┌────────
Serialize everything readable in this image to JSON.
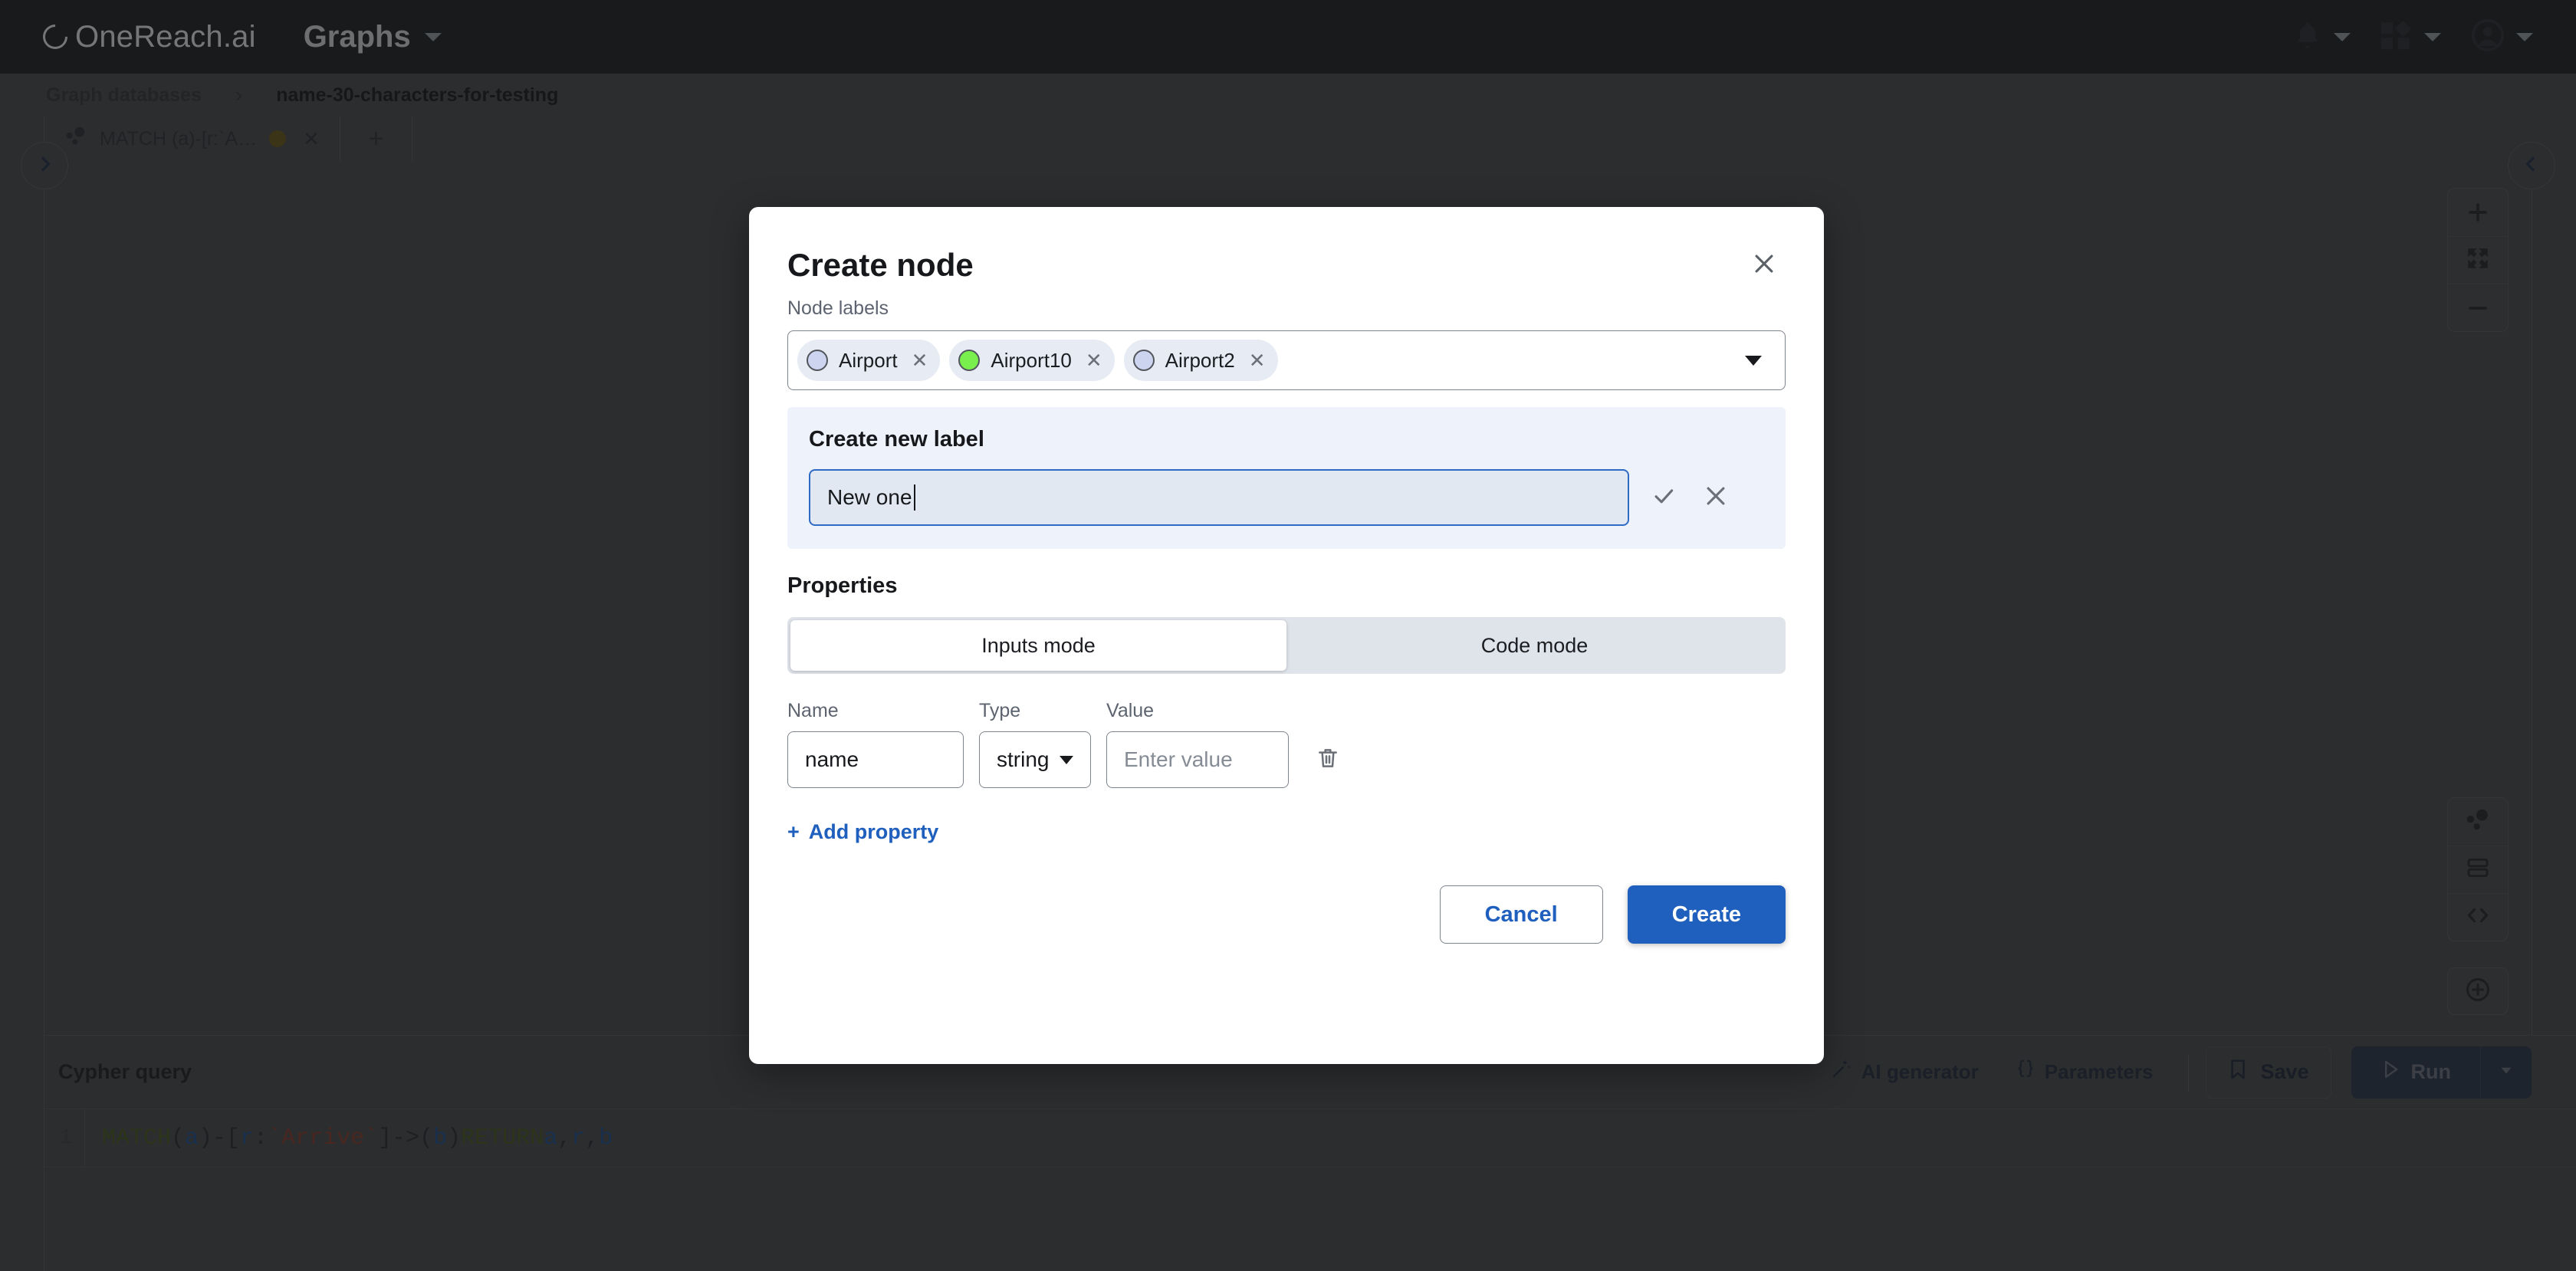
{
  "topbar": {
    "brand": "OneReach.ai",
    "app_name": "Graphs",
    "icons": {
      "notifications": "bell-icon",
      "apps": "apps-grid-icon",
      "account": "user-avatar-icon"
    }
  },
  "breadcrumb": {
    "root": "Graph databases",
    "separator": "›",
    "current": "name-30-characters-for-testing"
  },
  "tabs": {
    "items": [
      {
        "label": "MATCH (a)-[r:`A…",
        "status_color": "#6d5a18",
        "close": "✕"
      }
    ],
    "add_label": "+"
  },
  "rails": {
    "left_toggle": "chevron-right",
    "right_toggle": "chevron-left",
    "zoom_in": "+",
    "fit_screen": "fit-screen-icon",
    "zoom_out": "–",
    "view_graph": "graph-view-icon",
    "view_table": "table-view-icon",
    "view_code": "code-view-icon",
    "add_node": "add-node-icon"
  },
  "query": {
    "title": "Cypher query",
    "ai_generator": "AI generator",
    "parameters": "Parameters",
    "save": "Save",
    "run": "Run",
    "line_number": "1",
    "tokens": [
      {
        "t": "MATCH ",
        "k": "kw"
      },
      {
        "t": "(",
        "k": "punc"
      },
      {
        "t": "a",
        "k": "var"
      },
      {
        "t": ")-[",
        "k": "punc"
      },
      {
        "t": "r",
        "k": "var"
      },
      {
        "t": ":",
        "k": "punc"
      },
      {
        "t": "`Arrive`",
        "k": "str"
      },
      {
        "t": "]->(",
        "k": "punc"
      },
      {
        "t": "b",
        "k": "var"
      },
      {
        "t": ") ",
        "k": "punc"
      },
      {
        "t": "RETURN ",
        "k": "kw"
      },
      {
        "t": "a",
        "k": "var"
      },
      {
        "t": ", ",
        "k": "punc"
      },
      {
        "t": "r",
        "k": "var"
      },
      {
        "t": ", ",
        "k": "punc"
      },
      {
        "t": "b",
        "k": "var"
      }
    ],
    "full_text": "MATCH (a)-[r:`Arrive`]->(b) RETURN a, r, b"
  },
  "modal": {
    "title": "Create node",
    "close": "✕",
    "node_labels_label": "Node labels",
    "chips": [
      {
        "name": "Airport",
        "color": "#ccd4ef",
        "remove": "✕"
      },
      {
        "name": "Airport10",
        "color": "#79ef4e",
        "remove": "✕"
      },
      {
        "name": "Airport2",
        "color": "#ccd4ef",
        "remove": "✕"
      }
    ],
    "new_label": {
      "heading": "Create new label",
      "value": "New one",
      "placeholder": "",
      "confirm": "✓",
      "cancel": "✕"
    },
    "properties": {
      "heading": "Properties",
      "modes": [
        {
          "label": "Inputs mode",
          "active": true
        },
        {
          "label": "Code mode",
          "active": false
        }
      ],
      "columns": {
        "name": "Name",
        "type": "Type",
        "value": "Value"
      },
      "rows": [
        {
          "name": "name",
          "type": "string",
          "value": "",
          "value_placeholder": "Enter value",
          "delete": "trash-icon"
        }
      ],
      "add_property": "Add property",
      "add_property_sign": "+"
    },
    "cancel": "Cancel",
    "create": "Create"
  },
  "colors": {
    "accent": "#1f5fbd",
    "topbar_bg": "#1e2023",
    "canvas_bg": "#4a4b4d",
    "panel_bg": "#eef2fa"
  }
}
└────────
Reproduce all of the material exactly, apart from the pictures.

Serialize everything readable in this image to JSON.
{
  "topbar": {
    "brand": "OneReach.ai",
    "app_name": "Graphs",
    "icons": {
      "notifications": "bell-icon",
      "apps": "apps-grid-icon",
      "account": "user-avatar-icon"
    }
  },
  "breadcrumb": {
    "root": "Graph databases",
    "separator": "›",
    "current": "name-30-characters-for-testing"
  },
  "tabs": {
    "items": [
      {
        "label": "MATCH (a)-[r:`A…",
        "status_color": "#6d5a18",
        "close": "✕"
      }
    ],
    "add_label": "+"
  },
  "rails": {
    "left_toggle": "chevron-right",
    "right_toggle": "chevron-left",
    "zoom_in": "+",
    "fit_screen": "fit-screen-icon",
    "zoom_out": "–",
    "view_graph": "graph-view-icon",
    "view_table": "table-view-icon",
    "view_code": "code-view-icon",
    "add_node": "add-node-icon"
  },
  "query": {
    "title": "Cypher query",
    "ai_generator": "AI generator",
    "parameters": "Parameters",
    "save": "Save",
    "run": "Run",
    "line_number": "1",
    "tokens": [
      {
        "t": "MATCH ",
        "k": "kw"
      },
      {
        "t": "(",
        "k": "punc"
      },
      {
        "t": "a",
        "k": "var"
      },
      {
        "t": ")-[",
        "k": "punc"
      },
      {
        "t": "r",
        "k": "var"
      },
      {
        "t": ":",
        "k": "punc"
      },
      {
        "t": "`Arrive`",
        "k": "str"
      },
      {
        "t": "]->(",
        "k": "punc"
      },
      {
        "t": "b",
        "k": "var"
      },
      {
        "t": ") ",
        "k": "punc"
      },
      {
        "t": "RETURN ",
        "k": "kw"
      },
      {
        "t": "a",
        "k": "var"
      },
      {
        "t": ", ",
        "k": "punc"
      },
      {
        "t": "r",
        "k": "var"
      },
      {
        "t": ", ",
        "k": "punc"
      },
      {
        "t": "b",
        "k": "var"
      }
    ],
    "full_text": "MATCH (a)-[r:`Arrive`]->(b) RETURN a, r, b"
  },
  "modal": {
    "title": "Create node",
    "close": "✕",
    "node_labels_label": "Node labels",
    "chips": [
      {
        "name": "Airport",
        "color": "#ccd4ef",
        "remove": "✕"
      },
      {
        "name": "Airport10",
        "color": "#79ef4e",
        "remove": "✕"
      },
      {
        "name": "Airport2",
        "color": "#ccd4ef",
        "remove": "✕"
      }
    ],
    "new_label": {
      "heading": "Create new label",
      "value": "New one",
      "placeholder": "",
      "confirm": "✓",
      "cancel": "✕"
    },
    "properties": {
      "heading": "Properties",
      "modes": [
        {
          "label": "Inputs mode",
          "active": true
        },
        {
          "label": "Code mode",
          "active": false
        }
      ],
      "columns": {
        "name": "Name",
        "type": "Type",
        "value": "Value"
      },
      "rows": [
        {
          "name": "name",
          "type": "string",
          "value": "",
          "value_placeholder": "Enter value",
          "delete": "trash-icon"
        }
      ],
      "add_property": "Add property",
      "add_property_sign": "+"
    },
    "cancel": "Cancel",
    "create": "Create"
  },
  "colors": {
    "accent": "#1f5fbd",
    "topbar_bg": "#1e2023",
    "canvas_bg": "#4a4b4d",
    "panel_bg": "#eef2fa"
  }
}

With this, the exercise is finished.